begin

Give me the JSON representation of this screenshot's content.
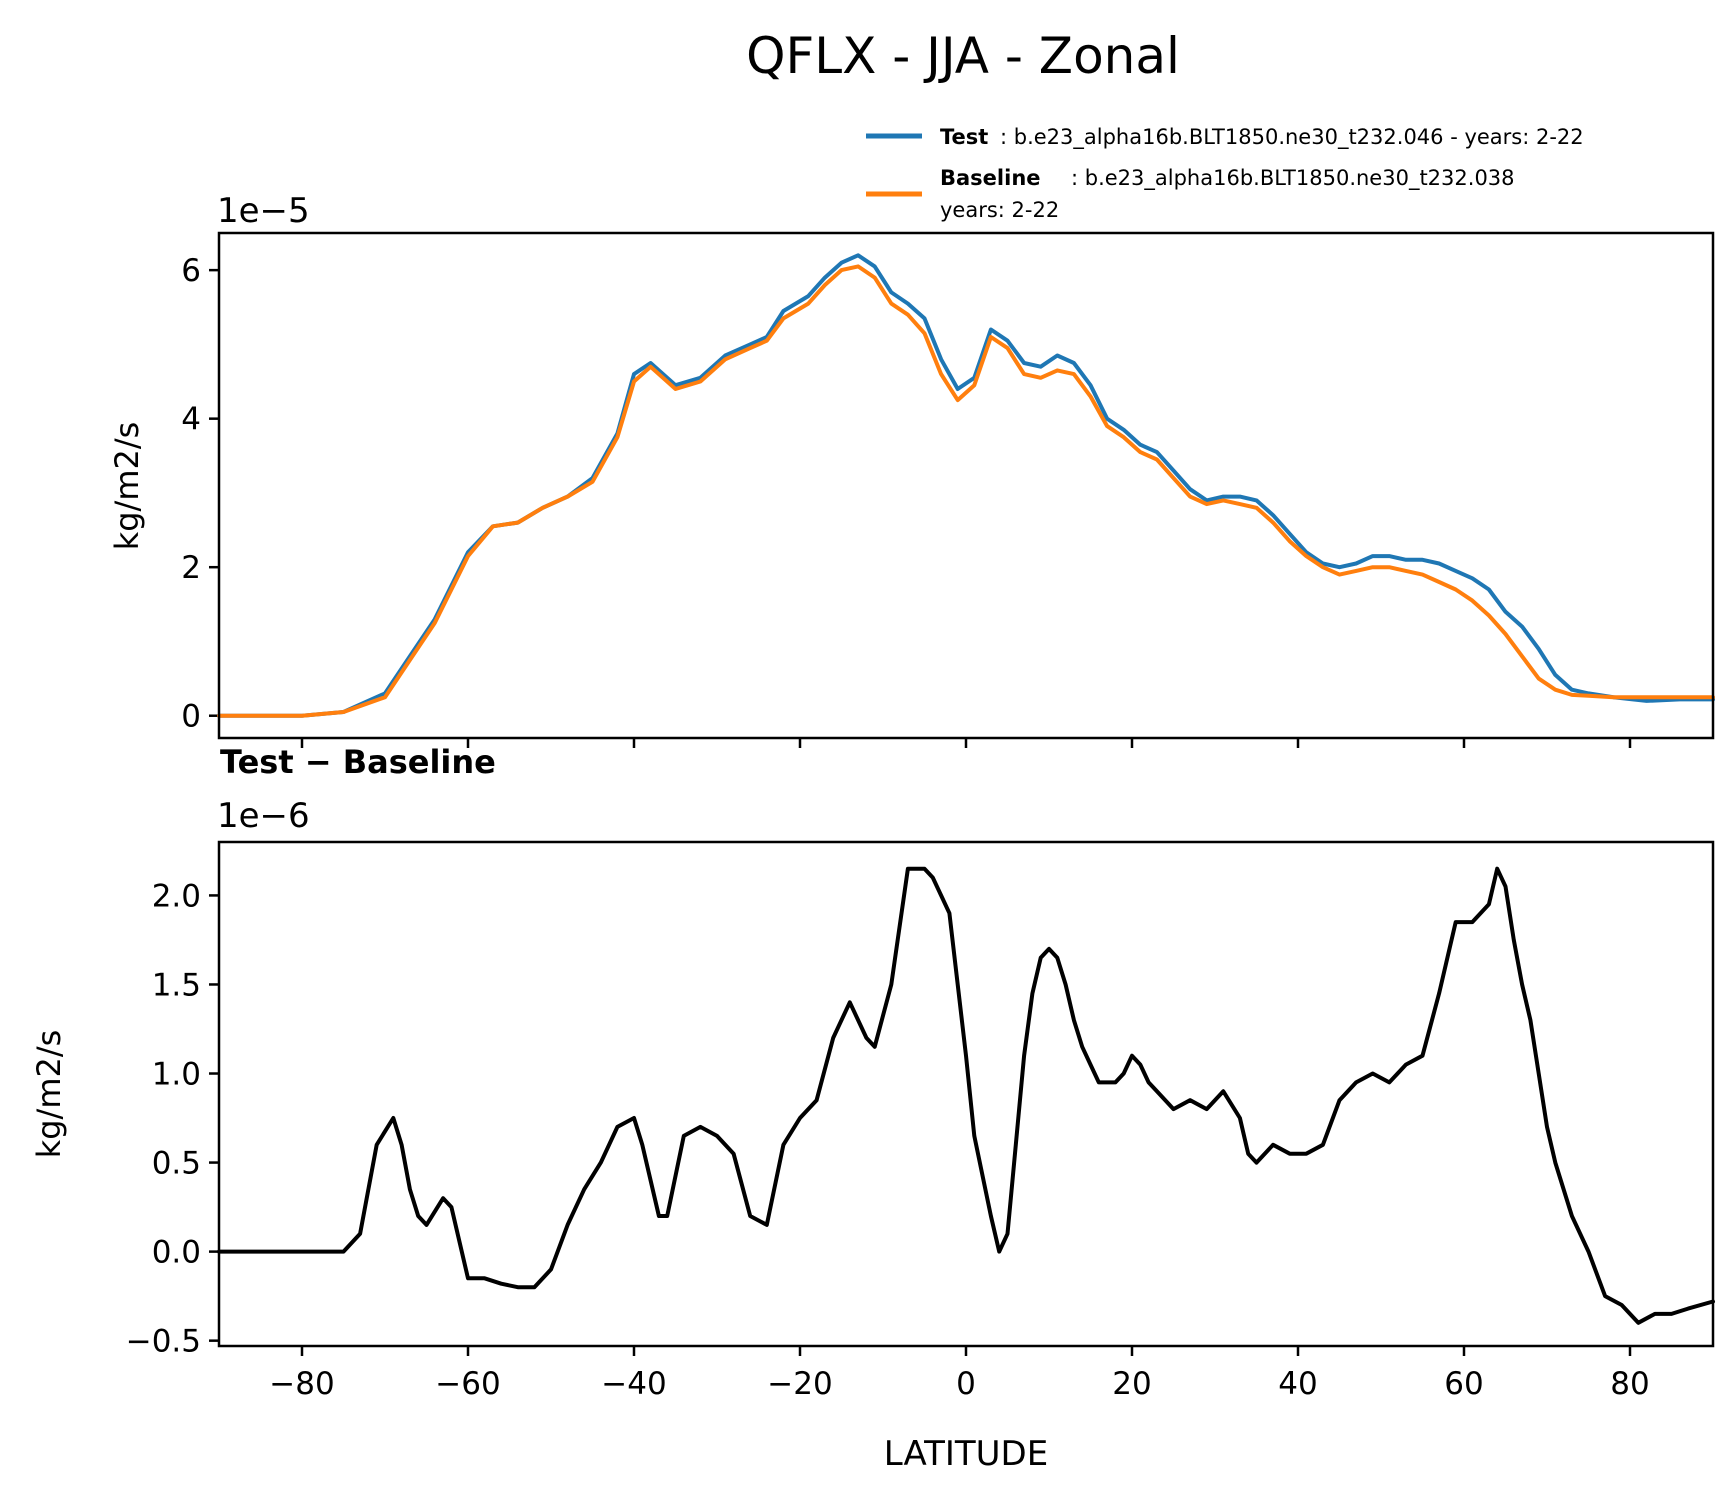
{
  "colors": {
    "test": "#1f77b4",
    "baseline": "#ff7f0e",
    "difference": "#000000"
  },
  "chart_data": [
    {
      "type": "line",
      "title": "QFLX - JJA - Zonal",
      "xlabel": "",
      "ylabel": "kg/m2/s",
      "offset_label": "1e−5",
      "xlim": [
        -90,
        90
      ],
      "ylim": [
        -0.3,
        6.5
      ],
      "yticks": [
        "0",
        "2",
        "4",
        "6"
      ],
      "legend": {
        "placement": "above-right",
        "entries": [
          {
            "name": "Test",
            "desc": ": b.e23_alpha16b.BLT1850.ne30_t232.046 - years: 2-22"
          },
          {
            "name": "Baseline",
            "desc": ": b.e23_alpha16b.BLT1850.ne30_t232.038",
            "desc2": "years: 2-22"
          }
        ]
      },
      "x": [
        -90,
        -85,
        -80,
        -75,
        -70,
        -67,
        -64,
        -60,
        -57,
        -54,
        -51,
        -48,
        -45,
        -42,
        -40,
        -38,
        -35,
        -32,
        -29,
        -26,
        -24,
        -22,
        -19,
        -17,
        -15,
        -13,
        -11,
        -9,
        -7,
        -5,
        -3,
        -1,
        1,
        3,
        5,
        7,
        9,
        11,
        13,
        15,
        17,
        19,
        21,
        23,
        25,
        27,
        29,
        31,
        33,
        35,
        37,
        39,
        41,
        43,
        45,
        47,
        49,
        51,
        53,
        55,
        57,
        59,
        61,
        63,
        65,
        67,
        69,
        71,
        73,
        75,
        78,
        82,
        86,
        90
      ],
      "series": [
        {
          "name": "Test",
          "values": [
            0.0,
            0.0,
            0.0,
            0.05,
            0.3,
            0.8,
            1.3,
            2.2,
            2.55,
            2.6,
            2.8,
            2.95,
            3.2,
            3.8,
            4.6,
            4.75,
            4.45,
            4.55,
            4.85,
            5.0,
            5.1,
            5.45,
            5.65,
            5.9,
            6.1,
            6.2,
            6.05,
            5.7,
            5.55,
            5.35,
            4.8,
            4.4,
            4.55,
            5.2,
            5.05,
            4.75,
            4.7,
            4.85,
            4.75,
            4.45,
            4.0,
            3.85,
            3.65,
            3.55,
            3.3,
            3.05,
            2.9,
            2.95,
            2.95,
            2.9,
            2.7,
            2.45,
            2.2,
            2.05,
            2.0,
            2.05,
            2.15,
            2.15,
            2.1,
            2.1,
            2.05,
            1.95,
            1.85,
            1.7,
            1.4,
            1.2,
            0.9,
            0.55,
            0.35,
            0.3,
            0.25,
            0.2,
            0.22,
            0.22
          ]
        },
        {
          "name": "Baseline",
          "values": [
            0.0,
            0.0,
            0.0,
            0.05,
            0.25,
            0.75,
            1.25,
            2.15,
            2.55,
            2.6,
            2.8,
            2.95,
            3.15,
            3.75,
            4.5,
            4.7,
            4.4,
            4.5,
            4.8,
            4.95,
            5.05,
            5.35,
            5.55,
            5.8,
            6.0,
            6.05,
            5.9,
            5.55,
            5.4,
            5.15,
            4.6,
            4.25,
            4.45,
            5.1,
            4.95,
            4.6,
            4.55,
            4.65,
            4.6,
            4.3,
            3.9,
            3.75,
            3.55,
            3.45,
            3.2,
            2.95,
            2.85,
            2.9,
            2.85,
            2.8,
            2.6,
            2.35,
            2.15,
            2.0,
            1.9,
            1.95,
            2.0,
            2.0,
            1.95,
            1.9,
            1.8,
            1.7,
            1.55,
            1.35,
            1.1,
            0.8,
            0.5,
            0.35,
            0.28,
            0.27,
            0.25,
            0.25,
            0.25,
            0.25
          ]
        }
      ]
    },
    {
      "type": "line",
      "title": "Test − Baseline",
      "xlabel": "LATITUDE",
      "ylabel": "kg/m2/s",
      "offset_label": "1e−6",
      "xlim": [
        -90,
        90
      ],
      "ylim": [
        -0.53,
        2.3
      ],
      "yticks": [
        "−0.5",
        "0.0",
        "0.5",
        "1.0",
        "1.5",
        "2.0"
      ],
      "xticks": [
        "−80",
        "−60",
        "−40",
        "−20",
        "0",
        "20",
        "40",
        "60",
        "80"
      ],
      "x": [
        -90,
        -85,
        -80,
        -75,
        -73,
        -71,
        -69,
        -68,
        -67,
        -66,
        -65,
        -63,
        -62,
        -60,
        -58,
        -56,
        -54,
        -52,
        -50,
        -48,
        -46,
        -44,
        -42,
        -40,
        -39,
        -37,
        -36,
        -34,
        -32,
        -30,
        -28,
        -26,
        -24,
        -22,
        -20,
        -18,
        -16,
        -14,
        -12,
        -11,
        -9,
        -7,
        -5,
        -4,
        -3,
        -2,
        -1,
        0,
        1,
        3,
        4,
        5,
        6,
        7,
        8,
        9,
        10,
        11,
        12,
        13,
        14,
        15,
        16,
        17,
        18,
        19,
        20,
        21,
        22,
        23,
        25,
        27,
        29,
        31,
        33,
        34,
        35,
        37,
        39,
        41,
        43,
        45,
        47,
        49,
        51,
        53,
        55,
        57,
        59,
        61,
        63,
        64,
        65,
        66,
        67,
        68,
        69,
        70,
        71,
        73,
        75,
        77,
        79,
        81,
        83,
        85,
        87,
        90
      ],
      "series": [
        {
          "name": "Test − Baseline",
          "values": [
            0.0,
            0.0,
            0.0,
            0.0,
            0.1,
            0.6,
            0.75,
            0.6,
            0.35,
            0.2,
            0.15,
            0.3,
            0.25,
            -0.15,
            -0.15,
            -0.18,
            -0.2,
            -0.2,
            -0.1,
            0.15,
            0.35,
            0.5,
            0.7,
            0.75,
            0.6,
            0.2,
            0.2,
            0.65,
            0.7,
            0.65,
            0.55,
            0.2,
            0.15,
            0.6,
            0.75,
            0.85,
            1.2,
            1.4,
            1.2,
            1.15,
            1.5,
            2.15,
            2.15,
            2.1,
            2.0,
            1.9,
            1.5,
            1.1,
            0.65,
            0.2,
            0.0,
            0.1,
            0.6,
            1.1,
            1.45,
            1.65,
            1.7,
            1.65,
            1.5,
            1.3,
            1.15,
            1.05,
            0.95,
            0.95,
            0.95,
            1.0,
            1.1,
            1.05,
            0.95,
            0.9,
            0.8,
            0.85,
            0.8,
            0.9,
            0.75,
            0.55,
            0.5,
            0.6,
            0.55,
            0.55,
            0.6,
            0.85,
            0.95,
            1.0,
            0.95,
            1.05,
            1.1,
            1.45,
            1.85,
            1.85,
            1.95,
            2.15,
            2.05,
            1.75,
            1.5,
            1.3,
            1.0,
            0.7,
            0.5,
            0.2,
            0.0,
            -0.25,
            -0.3,
            -0.4,
            -0.35,
            -0.35,
            -0.32,
            -0.28
          ]
        }
      ]
    }
  ]
}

end

**INSTRUCTIONS TO FOLLOW:**
Reproduce every record above exactly, omitting the pictures.

**EXERCISE RESULT:**
Give me the JSON representation of this screenshot's content.
{
  "colors": {
    "test": "#1f77b4",
    "baseline": "#ff7f0e",
    "difference": "#000000"
  },
  "chart_data": [
    {
      "type": "line",
      "title": "QFLX - JJA - Zonal",
      "xlabel": "",
      "ylabel": "kg/m2/s",
      "offset_label": "1e−5",
      "xlim": [
        -90,
        90
      ],
      "ylim": [
        -0.3,
        6.5
      ],
      "yticks": [
        "0",
        "2",
        "4",
        "6"
      ],
      "legend": {
        "placement": "above-right",
        "entries": [
          {
            "name": "Test",
            "desc": ": b.e23_alpha16b.BLT1850.ne30_t232.046 - years: 2-22"
          },
          {
            "name": "Baseline",
            "desc": ": b.e23_alpha16b.BLT1850.ne30_t232.038",
            "desc2": "years: 2-22"
          }
        ]
      },
      "x": [
        -90,
        -85,
        -80,
        -75,
        -70,
        -67,
        -64,
        -60,
        -57,
        -54,
        -51,
        -48,
        -45,
        -42,
        -40,
        -38,
        -35,
        -32,
        -29,
        -26,
        -24,
        -22,
        -19,
        -17,
        -15,
        -13,
        -11,
        -9,
        -7,
        -5,
        -3,
        -1,
        1,
        3,
        5,
        7,
        9,
        11,
        13,
        15,
        17,
        19,
        21,
        23,
        25,
        27,
        29,
        31,
        33,
        35,
        37,
        39,
        41,
        43,
        45,
        47,
        49,
        51,
        53,
        55,
        57,
        59,
        61,
        63,
        65,
        67,
        69,
        71,
        73,
        75,
        78,
        82,
        86,
        90
      ],
      "series": [
        {
          "name": "Test",
          "values": [
            0.0,
            0.0,
            0.0,
            0.05,
            0.3,
            0.8,
            1.3,
            2.2,
            2.55,
            2.6,
            2.8,
            2.95,
            3.2,
            3.8,
            4.6,
            4.75,
            4.45,
            4.55,
            4.85,
            5.0,
            5.1,
            5.45,
            5.65,
            5.9,
            6.1,
            6.2,
            6.05,
            5.7,
            5.55,
            5.35,
            4.8,
            4.4,
            4.55,
            5.2,
            5.05,
            4.75,
            4.7,
            4.85,
            4.75,
            4.45,
            4.0,
            3.85,
            3.65,
            3.55,
            3.3,
            3.05,
            2.9,
            2.95,
            2.95,
            2.9,
            2.7,
            2.45,
            2.2,
            2.05,
            2.0,
            2.05,
            2.15,
            2.15,
            2.1,
            2.1,
            2.05,
            1.95,
            1.85,
            1.7,
            1.4,
            1.2,
            0.9,
            0.55,
            0.35,
            0.3,
            0.25,
            0.2,
            0.22,
            0.22
          ]
        },
        {
          "name": "Baseline",
          "values": [
            0.0,
            0.0,
            0.0,
            0.05,
            0.25,
            0.75,
            1.25,
            2.15,
            2.55,
            2.6,
            2.8,
            2.95,
            3.15,
            3.75,
            4.5,
            4.7,
            4.4,
            4.5,
            4.8,
            4.95,
            5.05,
            5.35,
            5.55,
            5.8,
            6.0,
            6.05,
            5.9,
            5.55,
            5.4,
            5.15,
            4.6,
            4.25,
            4.45,
            5.1,
            4.95,
            4.6,
            4.55,
            4.65,
            4.6,
            4.3,
            3.9,
            3.75,
            3.55,
            3.45,
            3.2,
            2.95,
            2.85,
            2.9,
            2.85,
            2.8,
            2.6,
            2.35,
            2.15,
            2.0,
            1.9,
            1.95,
            2.0,
            2.0,
            1.95,
            1.9,
            1.8,
            1.7,
            1.55,
            1.35,
            1.1,
            0.8,
            0.5,
            0.35,
            0.28,
            0.27,
            0.25,
            0.25,
            0.25,
            0.25
          ]
        }
      ]
    },
    {
      "type": "line",
      "title": "Test − Baseline",
      "xlabel": "LATITUDE",
      "ylabel": "kg/m2/s",
      "offset_label": "1e−6",
      "xlim": [
        -90,
        90
      ],
      "ylim": [
        -0.53,
        2.3
      ],
      "yticks": [
        "−0.5",
        "0.0",
        "0.5",
        "1.0",
        "1.5",
        "2.0"
      ],
      "xticks": [
        "−80",
        "−60",
        "−40",
        "−20",
        "0",
        "20",
        "40",
        "60",
        "80"
      ],
      "x": [
        -90,
        -85,
        -80,
        -75,
        -73,
        -71,
        -69,
        -68,
        -67,
        -66,
        -65,
        -63,
        -62,
        -60,
        -58,
        -56,
        -54,
        -52,
        -50,
        -48,
        -46,
        -44,
        -42,
        -40,
        -39,
        -37,
        -36,
        -34,
        -32,
        -30,
        -28,
        -26,
        -24,
        -22,
        -20,
        -18,
        -16,
        -14,
        -12,
        -11,
        -9,
        -7,
        -5,
        -4,
        -3,
        -2,
        -1,
        0,
        1,
        3,
        4,
        5,
        6,
        7,
        8,
        9,
        10,
        11,
        12,
        13,
        14,
        15,
        16,
        17,
        18,
        19,
        20,
        21,
        22,
        23,
        25,
        27,
        29,
        31,
        33,
        34,
        35,
        37,
        39,
        41,
        43,
        45,
        47,
        49,
        51,
        53,
        55,
        57,
        59,
        61,
        63,
        64,
        65,
        66,
        67,
        68,
        69,
        70,
        71,
        73,
        75,
        77,
        79,
        81,
        83,
        85,
        87,
        90
      ],
      "series": [
        {
          "name": "Test − Baseline",
          "values": [
            0.0,
            0.0,
            0.0,
            0.0,
            0.1,
            0.6,
            0.75,
            0.6,
            0.35,
            0.2,
            0.15,
            0.3,
            0.25,
            -0.15,
            -0.15,
            -0.18,
            -0.2,
            -0.2,
            -0.1,
            0.15,
            0.35,
            0.5,
            0.7,
            0.75,
            0.6,
            0.2,
            0.2,
            0.65,
            0.7,
            0.65,
            0.55,
            0.2,
            0.15,
            0.6,
            0.75,
            0.85,
            1.2,
            1.4,
            1.2,
            1.15,
            1.5,
            2.15,
            2.15,
            2.1,
            2.0,
            1.9,
            1.5,
            1.1,
            0.65,
            0.2,
            0.0,
            0.1,
            0.6,
            1.1,
            1.45,
            1.65,
            1.7,
            1.65,
            1.5,
            1.3,
            1.15,
            1.05,
            0.95,
            0.95,
            0.95,
            1.0,
            1.1,
            1.05,
            0.95,
            0.9,
            0.8,
            0.85,
            0.8,
            0.9,
            0.75,
            0.55,
            0.5,
            0.6,
            0.55,
            0.55,
            0.6,
            0.85,
            0.95,
            1.0,
            0.95,
            1.05,
            1.1,
            1.45,
            1.85,
            1.85,
            1.95,
            2.15,
            2.05,
            1.75,
            1.5,
            1.3,
            1.0,
            0.7,
            0.5,
            0.2,
            0.0,
            -0.25,
            -0.3,
            -0.4,
            -0.35,
            -0.35,
            -0.32,
            -0.28
          ]
        }
      ]
    }
  ]
}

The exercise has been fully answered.